--- BEGIN Materials provided ---

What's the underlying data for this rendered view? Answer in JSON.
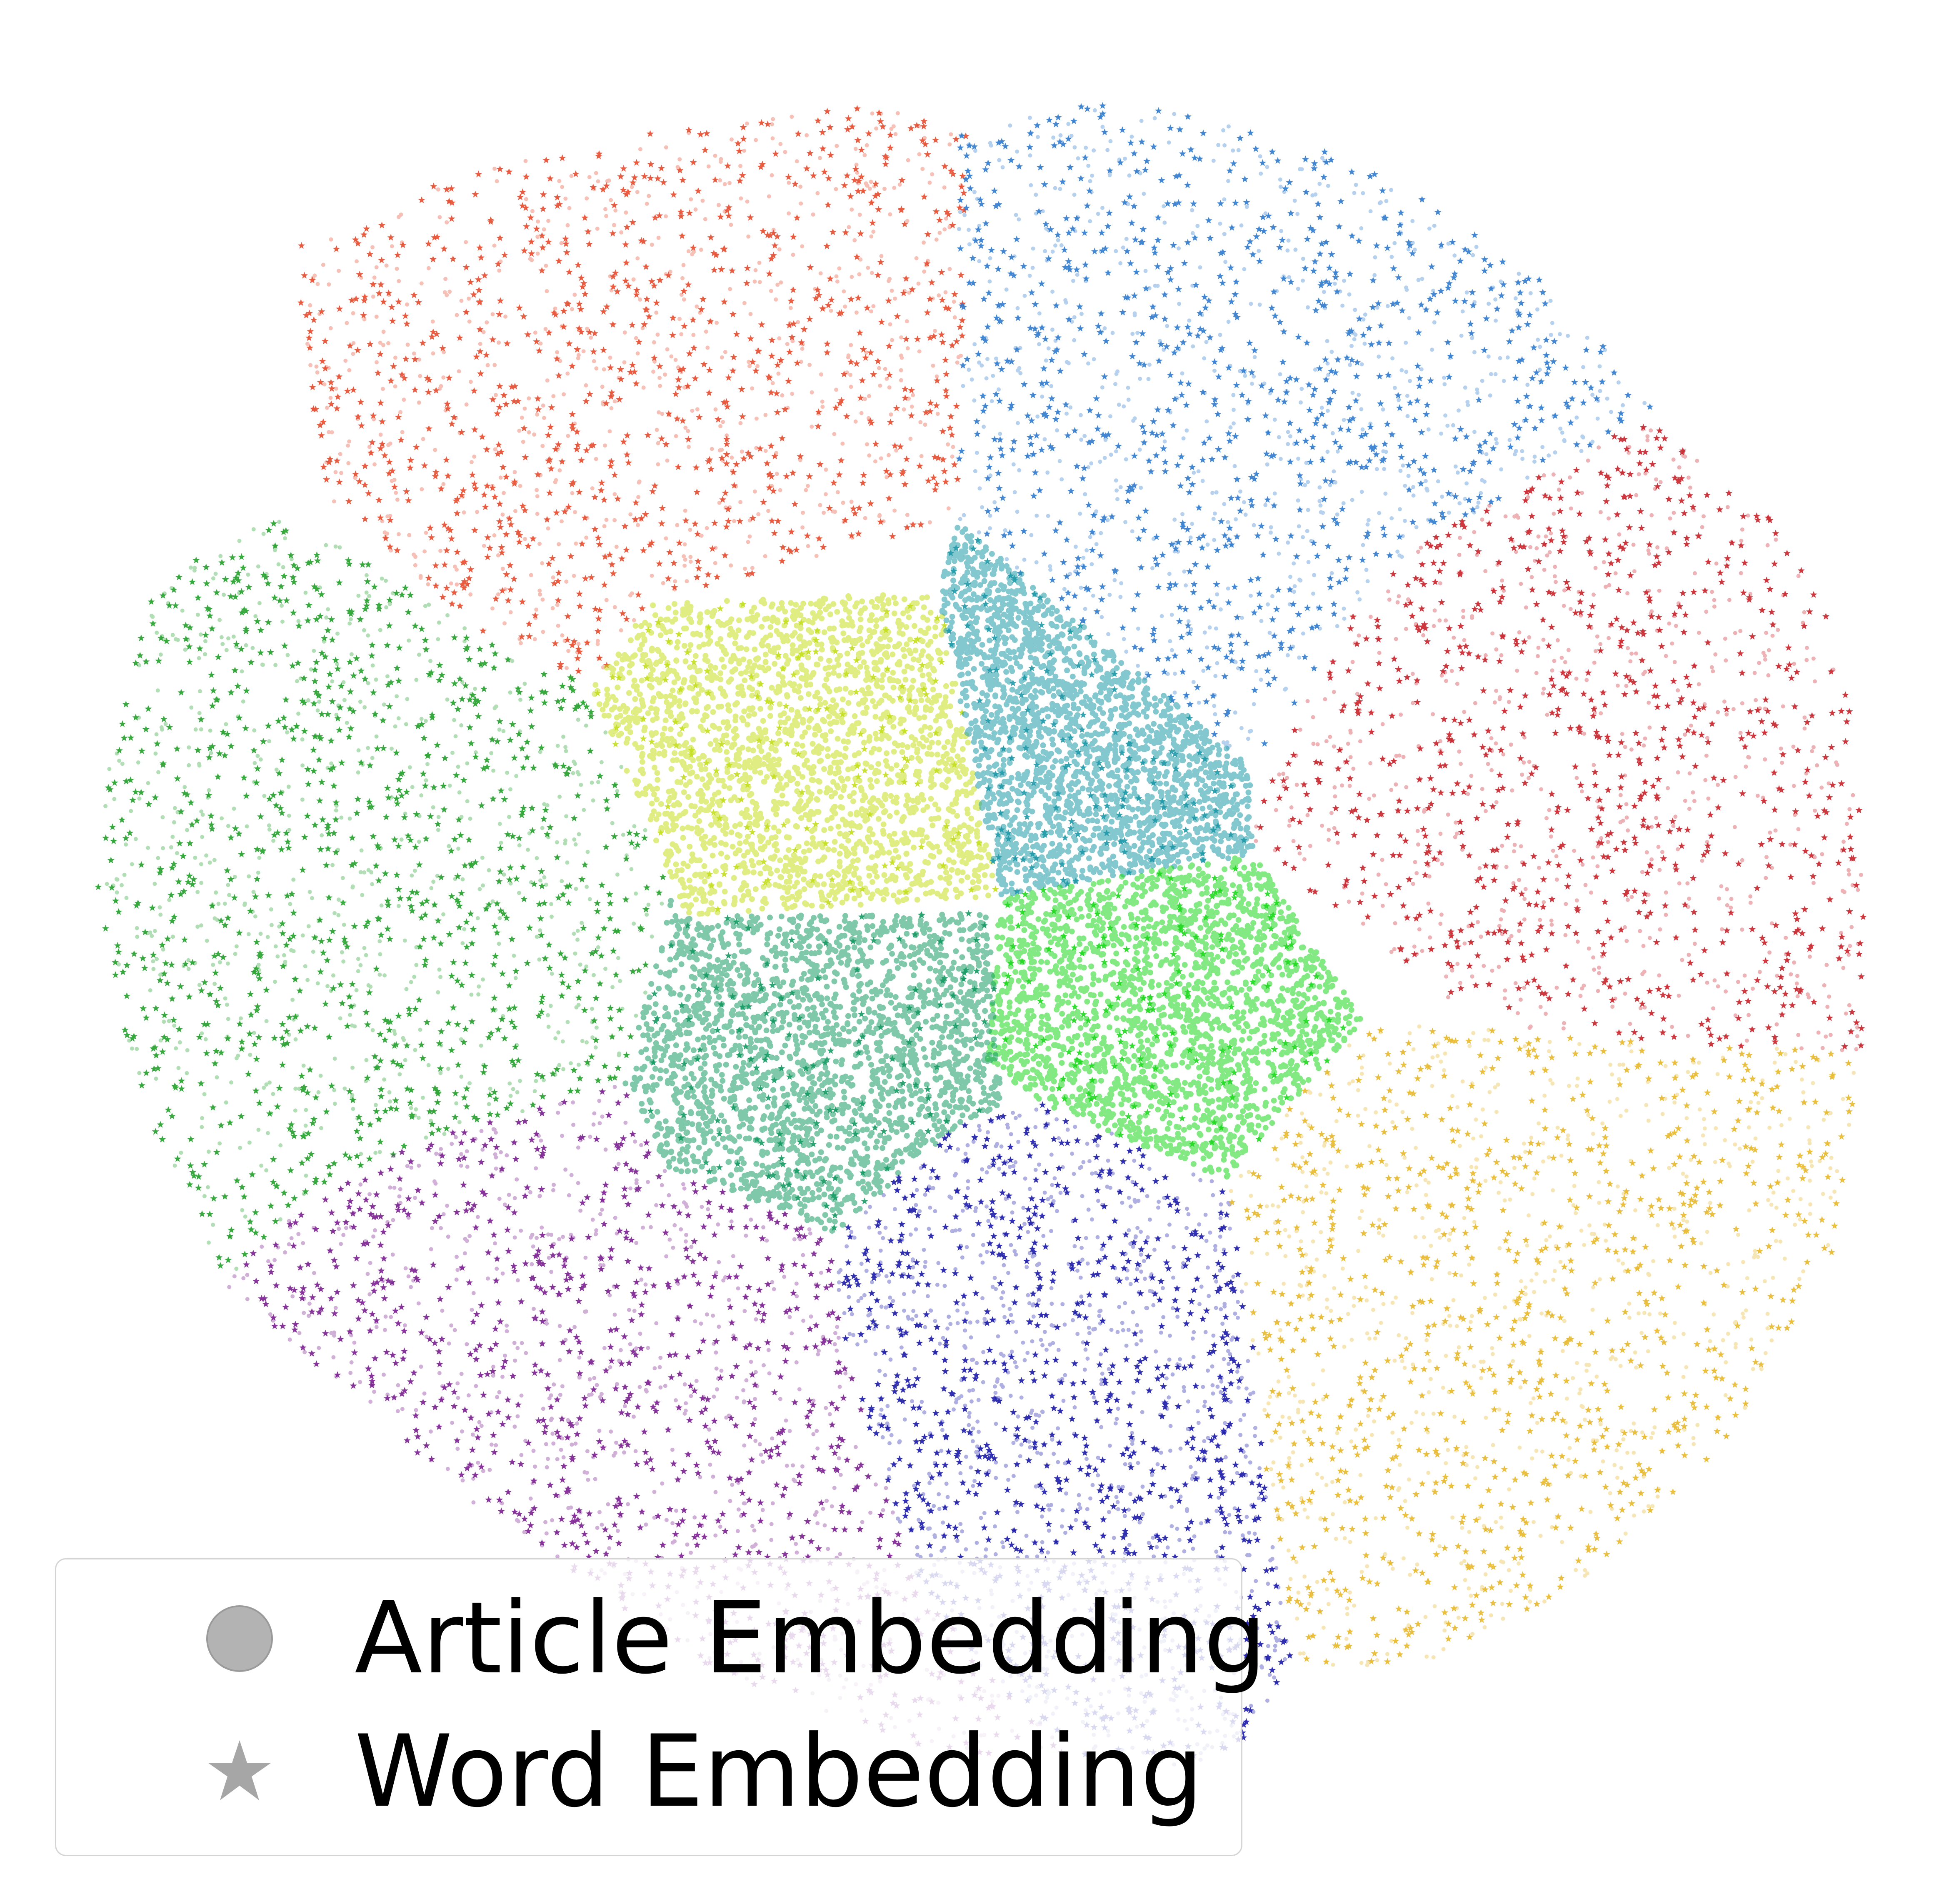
{
  "chart_data": {
    "type": "scatter",
    "title": "",
    "xlabel": "",
    "ylabel": "",
    "axes_visible": false,
    "grid": false,
    "legend_position": "lower-left",
    "legend": [
      {
        "label": "Article Embedding",
        "marker": "circle",
        "color": "#b3b3b3"
      },
      {
        "label": "Word Embedding",
        "marker": "star",
        "color": "#a6a6a6"
      }
    ],
    "clusters": [
      {
        "id": "orange-red",
        "color": "#e64a2e",
        "word_points": 900,
        "article_points": 700
      },
      {
        "id": "blue",
        "color": "#2f7acd",
        "word_points": 900,
        "article_points": 700
      },
      {
        "id": "dark-red",
        "color": "#c8222a",
        "word_points": 800,
        "article_points": 650
      },
      {
        "id": "light-green",
        "color": "#22a02a",
        "word_points": 1000,
        "article_points": 700
      },
      {
        "id": "yellow-green",
        "color": "#c4de1e",
        "word_points": 150,
        "article_points": 2200
      },
      {
        "id": "teal",
        "color": "#1e99a8",
        "word_points": 150,
        "article_points": 2200
      },
      {
        "id": "bright-green",
        "color": "#1ed91e",
        "word_points": 150,
        "article_points": 2200
      },
      {
        "id": "sea-green",
        "color": "#159a63",
        "word_points": 150,
        "article_points": 2200
      },
      {
        "id": "navy",
        "color": "#1a1aa8",
        "word_points": 900,
        "article_points": 1000
      },
      {
        "id": "purple",
        "color": "#7a1e90",
        "word_points": 900,
        "article_points": 700
      },
      {
        "id": "gold",
        "color": "#e8b82a",
        "word_points": 900,
        "article_points": 700
      }
    ]
  }
}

--- END Materials provided ---

Output the entries above exactly. Drop the pictures.

#### [Task response]
What's the underlying data for this rendered view? Answer in JSON.
{
  "chart_data": {
    "type": "scatter",
    "title": "",
    "xlabel": "",
    "ylabel": "",
    "axes_visible": false,
    "grid": false,
    "legend_position": "lower-left",
    "legend": [
      {
        "label": "Article Embedding",
        "marker": "circle",
        "color": "#b3b3b3"
      },
      {
        "label": "Word Embedding",
        "marker": "star",
        "color": "#a6a6a6"
      }
    ],
    "clusters": [
      {
        "id": "orange-red",
        "color": "#e64a2e",
        "word_points": 900,
        "article_points": 700
      },
      {
        "id": "blue",
        "color": "#2f7acd",
        "word_points": 900,
        "article_points": 700
      },
      {
        "id": "dark-red",
        "color": "#c8222a",
        "word_points": 800,
        "article_points": 650
      },
      {
        "id": "light-green",
        "color": "#22a02a",
        "word_points": 1000,
        "article_points": 700
      },
      {
        "id": "yellow-green",
        "color": "#c4de1e",
        "word_points": 150,
        "article_points": 2200
      },
      {
        "id": "teal",
        "color": "#1e99a8",
        "word_points": 150,
        "article_points": 2200
      },
      {
        "id": "bright-green",
        "color": "#1ed91e",
        "word_points": 150,
        "article_points": 2200
      },
      {
        "id": "sea-green",
        "color": "#159a63",
        "word_points": 150,
        "article_points": 2200
      },
      {
        "id": "navy",
        "color": "#1a1aa8",
        "word_points": 900,
        "article_points": 1000
      },
      {
        "id": "purple",
        "color": "#7a1e90",
        "word_points": 900,
        "article_points": 700
      },
      {
        "id": "gold",
        "color": "#e8b82a",
        "word_points": 900,
        "article_points": 700
      }
    ]
  }
}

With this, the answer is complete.